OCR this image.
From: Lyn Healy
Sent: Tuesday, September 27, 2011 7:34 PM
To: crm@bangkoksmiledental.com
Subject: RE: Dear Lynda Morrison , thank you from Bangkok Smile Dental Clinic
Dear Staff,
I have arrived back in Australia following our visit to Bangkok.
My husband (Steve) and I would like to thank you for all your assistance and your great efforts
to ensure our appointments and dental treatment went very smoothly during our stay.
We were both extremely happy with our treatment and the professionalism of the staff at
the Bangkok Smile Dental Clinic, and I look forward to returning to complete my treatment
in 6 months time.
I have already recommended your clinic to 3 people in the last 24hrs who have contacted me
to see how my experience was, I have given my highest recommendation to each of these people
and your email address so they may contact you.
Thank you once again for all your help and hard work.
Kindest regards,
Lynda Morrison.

....

> AIM OF THE TASK
Copy all of the data exactly.

> SOLVED EXERCISE
OCR this image.
From: Lyn Healy
Sent: Tuesday, September 27, 2011 7:34 PM
To: crm@bangkoksmiledental.com
Subject: RE: Dear Lynda Morrison , thank you from Bangkok Smile Dental Clinic
Dear Staff,
I have arrived back in Australia following our visit to Bangkok.
My husband (Steve) and I would like to thank you for all your assistance and your great efforts
to ensure our appointments and dental treatment went very smoothly during our stay.
We were both extremely happy with our treatment and the professionalism of the staff at
the Bangkok Smile Dental Clinic, and I look forward to returning to complete my treatment
in 6 months time.
I have already recommended your clinic to 3 people in the last 24hrs who have contacted me
to see how my experience was, I have given my highest recommendation to each of these people
and your email address so they may contact you.
Thank you once again for all your help and hard work.
Kindest regards,
Lynda Morrison.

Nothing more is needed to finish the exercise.